** Work to be completed **
Reproduce the listing exactly and skip over any pictures.

** Input records **
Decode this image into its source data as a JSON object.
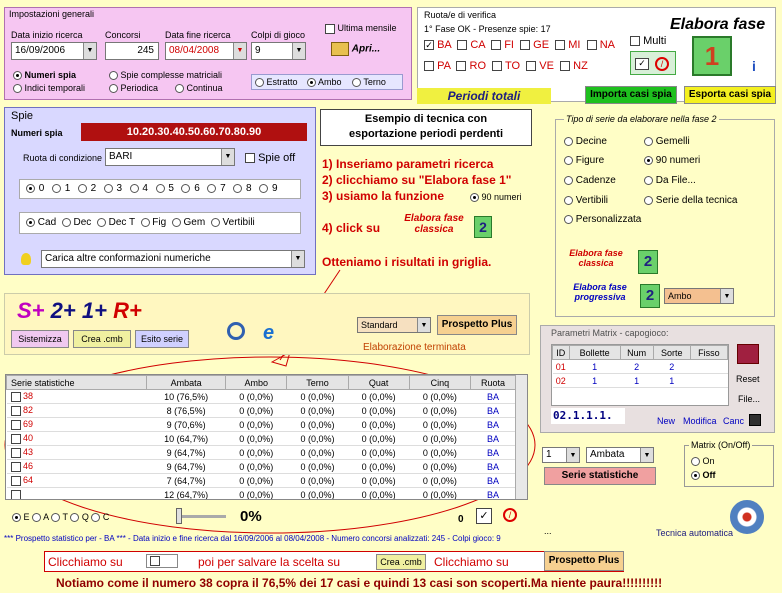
{
  "general": {
    "title": "Impostazioni generali",
    "concorsi_label": "Concorsi",
    "data_inizio_label": "Data inizio ricerca",
    "data_fine_label": "Data fine ricerca",
    "colpi_label": "Colpi di gioco",
    "data_inizio": "16/09/2006",
    "concorsi": "245",
    "data_fine": "08/04/2008",
    "colpi": "9",
    "ultima_mensile": "Ultima mensile",
    "apri": "Apri...",
    "opt_numeri_spia": "Numeri spia",
    "opt_indici": "Indici temporali",
    "opt_spie_complesse": "Spie complesse matriciali",
    "opt_periodica": "Periodica",
    "opt_continua": "Continua",
    "opt_estratto": "Estratto",
    "opt_ambo": "Ambo",
    "opt_terno": "Terno"
  },
  "ruota": {
    "title": "Ruota/e di verifica",
    "status": "1° Fase OK - Presenze spie: 17",
    "row1": [
      "BA",
      "CA",
      "FI",
      "GE",
      "MI",
      "NA"
    ],
    "row2": [
      "PA",
      "RO",
      "TO",
      "VE",
      "NZ"
    ],
    "multi": "Multi"
  },
  "elabora": {
    "title": "Elabora fase",
    "badge": "1"
  },
  "periodi_totali": "Periodi totali",
  "importa": "Importa casi spia",
  "esporta": "Esporta casi spia",
  "spie": {
    "title": "Spie",
    "numeri_label": "Numeri spia",
    "numeri_value": "10.20.30.40.50.60.70.80.90",
    "ruota_label": "Ruota di condizione",
    "ruota_value": "BARI",
    "spie_off": "Spie off",
    "digits": [
      "0",
      "1",
      "2",
      "3",
      "4",
      "5",
      "6",
      "7",
      "8",
      "9"
    ],
    "types": [
      "Cad",
      "Dec",
      "Dec T",
      "Fig",
      "Gem",
      "Vertibili"
    ],
    "carica": "Carica altre conformazioni numeriche"
  },
  "tutorial": {
    "title_line1": "Esempio di tecnica con",
    "title_line2": "esportazione periodi perdenti",
    "step1": "1) Inseriamo parametri ricerca",
    "step2": "2) clicchiamo su \"Elabora fase 1\"",
    "step3": "3) usiamo la funzione",
    "novanta": "90 numeri",
    "step4": "4) click su",
    "elabora_classica": "Elabora fase classica",
    "badge2": "2",
    "result": "Otteniamo i risultati in griglia."
  },
  "tipo": {
    "title": "Tipo di serie da elaborare nella fase 2",
    "left": [
      "Decine",
      "Figure",
      "Cadenze",
      "Vertibili",
      "Personalizzata"
    ],
    "right": [
      "Gemelli",
      "90 numeri",
      "Da File...",
      "Serie della tecnica"
    ],
    "classica": "Elabora fase classica",
    "progressiva": "Elabora fase progressiva",
    "badge": "2",
    "ambo": "Ambo"
  },
  "formula": {
    "s": "S+",
    "two": "2+",
    "one": "1+",
    "r": "R+",
    "sistemizza": "Sistemizza",
    "crea": "Crea .cmb",
    "esito": "Esito serie",
    "standard": "Standard",
    "prospetto": "Prospetto Plus",
    "terminata": "Elaborazione terminata"
  },
  "matrix": {
    "title": "Parametri Matrix - capogioco:",
    "headers": [
      "ID",
      "Bollette",
      "Num",
      "Sorte",
      "Fisso"
    ],
    "rows": [
      [
        "01",
        "1",
        "2",
        "2",
        ""
      ],
      [
        "02",
        "1",
        "1",
        "1",
        ""
      ]
    ],
    "code": "02.1.1.1.",
    "reset": "Reset",
    "file": "File...",
    "new": "New",
    "modifica": "Modifica",
    "canc": "Canc",
    "onoff_title": "Matrix (On/Off)",
    "on": "On",
    "off": "Off",
    "sel_num": "1",
    "sel_sorte": "Ambata",
    "serie_stat": "Serie statistiche",
    "tecnica": "Tecnica automatica",
    "dots": "..."
  },
  "table": {
    "headers": [
      "Serie statistiche",
      "Ambata",
      "Ambo",
      "Terno",
      "Quat",
      "Cinq",
      "Ruota"
    ],
    "rows": [
      [
        "38",
        "10 (76,5%)",
        "0 (0,0%)",
        "0 (0,0%)",
        "0 (0,0%)",
        "0 (0,0%)",
        "BA"
      ],
      [
        "82",
        "8 (76,5%)",
        "0 (0,0%)",
        "0 (0,0%)",
        "0 (0,0%)",
        "0 (0,0%)",
        "BA"
      ],
      [
        "69",
        "9 (70,6%)",
        "0 (0,0%)",
        "0 (0,0%)",
        "0 (0,0%)",
        "0 (0,0%)",
        "BA"
      ],
      [
        "40",
        "10 (64,7%)",
        "0 (0,0%)",
        "0 (0,0%)",
        "0 (0,0%)",
        "0 (0,0%)",
        "BA"
      ],
      [
        "43",
        "9 (64,7%)",
        "0 (0,0%)",
        "0 (0,0%)",
        "0 (0,0%)",
        "0 (0,0%)",
        "BA"
      ],
      [
        "46",
        "9 (64,7%)",
        "0 (0,0%)",
        "0 (0,0%)",
        "0 (0,0%)",
        "0 (0,0%)",
        "BA"
      ],
      [
        "64",
        "7 (64,7%)",
        "0 (0,0%)",
        "0 (0,0%)",
        "0 (0,0%)",
        "0 (0,0%)",
        "BA"
      ],
      [
        "",
        "12 (64,7%)",
        "0 (0,0%)",
        "0 (0,0%)",
        "0 (0,0%)",
        "0 (0,0%)",
        "BA"
      ]
    ],
    "bottom_opts": [
      "E",
      "A",
      "T",
      "Q",
      "C"
    ],
    "percent": "0%",
    "zero": "0"
  },
  "status_line": "*** Prospetto statistico per  - BA ***  - Data inizio e fine ricerca dal 16/09/2006 al 08/04/2008 - Numero concorsi analizzati: 245 - Colpi gioco: 9",
  "footer": {
    "clicchiamo1": "Clicchiamo su",
    "poi": "poi per salvare la scelta su",
    "crea": "Crea .cmb",
    "clicchiamo2": "Clicchiamo su",
    "prospetto": "Prospetto Plus",
    "note": "Notiamo come il numero 38 copra il 76,5% dei 17 casi e quindi 13 casi son scoperti.Ma niente paura!!!!!!!!!!"
  },
  "colors": {
    "pink": "#f6c6f2",
    "lavender": "#d9d8ff",
    "spia_bar": "#b01010",
    "green_btn": "#1ec01e",
    "yellow_btn": "#f4f020"
  }
}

** Result for this exercise **
Decode this image into its source data as a JSON object.
{
  "general": {
    "title": "Impostazioni generali",
    "concorsi_label": "Concorsi",
    "data_inizio_label": "Data inizio ricerca",
    "data_fine_label": "Data fine ricerca",
    "colpi_label": "Colpi di gioco",
    "data_inizio": "16/09/2006",
    "concorsi": "245",
    "data_fine": "08/04/2008",
    "colpi": "9",
    "ultima_mensile": "Ultima mensile",
    "apri": "Apri...",
    "opt_numeri_spia": "Numeri spia",
    "opt_indici": "Indici temporali",
    "opt_spie_complesse": "Spie complesse matriciali",
    "opt_periodica": "Periodica",
    "opt_continua": "Continua",
    "opt_estratto": "Estratto",
    "opt_ambo": "Ambo",
    "opt_terno": "Terno"
  },
  "ruota": {
    "title": "Ruota/e di verifica",
    "status": "1° Fase OK - Presenze spie: 17",
    "row1": [
      "BA",
      "CA",
      "FI",
      "GE",
      "MI",
      "NA"
    ],
    "row2": [
      "PA",
      "RO",
      "TO",
      "VE",
      "NZ"
    ],
    "multi": "Multi"
  },
  "elabora": {
    "title": "Elabora fase",
    "badge": "1"
  },
  "periodi_totali": "Periodi totali",
  "importa": "Importa casi spia",
  "esporta": "Esporta casi spia",
  "spie": {
    "title": "Spie",
    "numeri_label": "Numeri spia",
    "numeri_value": "10.20.30.40.50.60.70.80.90",
    "ruota_label": "Ruota di condizione",
    "ruota_value": "BARI",
    "spie_off": "Spie off",
    "digits": [
      "0",
      "1",
      "2",
      "3",
      "4",
      "5",
      "6",
      "7",
      "8",
      "9"
    ],
    "types": [
      "Cad",
      "Dec",
      "Dec T",
      "Fig",
      "Gem",
      "Vertibili"
    ],
    "carica": "Carica altre conformazioni numeriche"
  },
  "tutorial": {
    "title_line1": "Esempio di tecnica con",
    "title_line2": "esportazione periodi perdenti",
    "step1": "1) Inseriamo parametri ricerca",
    "step2": "2) clicchiamo su \"Elabora fase 1\"",
    "step3": "3) usiamo la funzione",
    "novanta": "90 numeri",
    "step4": "4) click su",
    "elabora_classica": "Elabora fase classica",
    "badge2": "2",
    "result": "Otteniamo i risultati in griglia."
  },
  "tipo": {
    "title": "Tipo di serie da elaborare nella fase 2",
    "left": [
      "Decine",
      "Figure",
      "Cadenze",
      "Vertibili",
      "Personalizzata"
    ],
    "right": [
      "Gemelli",
      "90 numeri",
      "Da File...",
      "Serie della tecnica"
    ],
    "classica": "Elabora fase classica",
    "progressiva": "Elabora fase progressiva",
    "badge": "2",
    "ambo": "Ambo"
  },
  "formula": {
    "s": "S+",
    "two": "2+",
    "one": "1+",
    "r": "R+",
    "sistemizza": "Sistemizza",
    "crea": "Crea .cmb",
    "esito": "Esito serie",
    "standard": "Standard",
    "prospetto": "Prospetto Plus",
    "terminata": "Elaborazione terminata"
  },
  "matrix": {
    "title": "Parametri Matrix - capogioco:",
    "headers": [
      "ID",
      "Bollette",
      "Num",
      "Sorte",
      "Fisso"
    ],
    "rows": [
      [
        "01",
        "1",
        "2",
        "2",
        ""
      ],
      [
        "02",
        "1",
        "1",
        "1",
        ""
      ]
    ],
    "code": "02.1.1.1.",
    "reset": "Reset",
    "file": "File...",
    "new": "New",
    "modifica": "Modifica",
    "canc": "Canc",
    "onoff_title": "Matrix (On/Off)",
    "on": "On",
    "off": "Off",
    "sel_num": "1",
    "sel_sorte": "Ambata",
    "serie_stat": "Serie statistiche",
    "tecnica": "Tecnica automatica",
    "dots": "..."
  },
  "table": {
    "headers": [
      "Serie statistiche",
      "Ambata",
      "Ambo",
      "Terno",
      "Quat",
      "Cinq",
      "Ruota"
    ],
    "rows": [
      [
        "38",
        "10 (76,5%)",
        "0 (0,0%)",
        "0 (0,0%)",
        "0 (0,0%)",
        "0 (0,0%)",
        "BA"
      ],
      [
        "82",
        "8 (76,5%)",
        "0 (0,0%)",
        "0 (0,0%)",
        "0 (0,0%)",
        "0 (0,0%)",
        "BA"
      ],
      [
        "69",
        "9 (70,6%)",
        "0 (0,0%)",
        "0 (0,0%)",
        "0 (0,0%)",
        "0 (0,0%)",
        "BA"
      ],
      [
        "40",
        "10 (64,7%)",
        "0 (0,0%)",
        "0 (0,0%)",
        "0 (0,0%)",
        "0 (0,0%)",
        "BA"
      ],
      [
        "43",
        "9 (64,7%)",
        "0 (0,0%)",
        "0 (0,0%)",
        "0 (0,0%)",
        "0 (0,0%)",
        "BA"
      ],
      [
        "46",
        "9 (64,7%)",
        "0 (0,0%)",
        "0 (0,0%)",
        "0 (0,0%)",
        "0 (0,0%)",
        "BA"
      ],
      [
        "64",
        "7 (64,7%)",
        "0 (0,0%)",
        "0 (0,0%)",
        "0 (0,0%)",
        "0 (0,0%)",
        "BA"
      ],
      [
        "",
        "12 (64,7%)",
        "0 (0,0%)",
        "0 (0,0%)",
        "0 (0,0%)",
        "0 (0,0%)",
        "BA"
      ]
    ],
    "bottom_opts": [
      "E",
      "A",
      "T",
      "Q",
      "C"
    ],
    "percent": "0%",
    "zero": "0"
  },
  "status_line": "*** Prospetto statistico per  - BA ***  - Data inizio e fine ricerca dal 16/09/2006 al 08/04/2008 - Numero concorsi analizzati: 245 - Colpi gioco: 9",
  "footer": {
    "clicchiamo1": "Clicchiamo su",
    "poi": "poi per salvare la scelta su",
    "crea": "Crea .cmb",
    "clicchiamo2": "Clicchiamo su",
    "prospetto": "Prospetto Plus",
    "note": "Notiamo come il numero 38 copra il 76,5% dei 17 casi e quindi 13 casi son scoperti.Ma niente paura!!!!!!!!!!"
  },
  "colors": {
    "pink": "#f6c6f2",
    "lavender": "#d9d8ff",
    "spia_bar": "#b01010",
    "green_btn": "#1ec01e",
    "yellow_btn": "#f4f020"
  }
}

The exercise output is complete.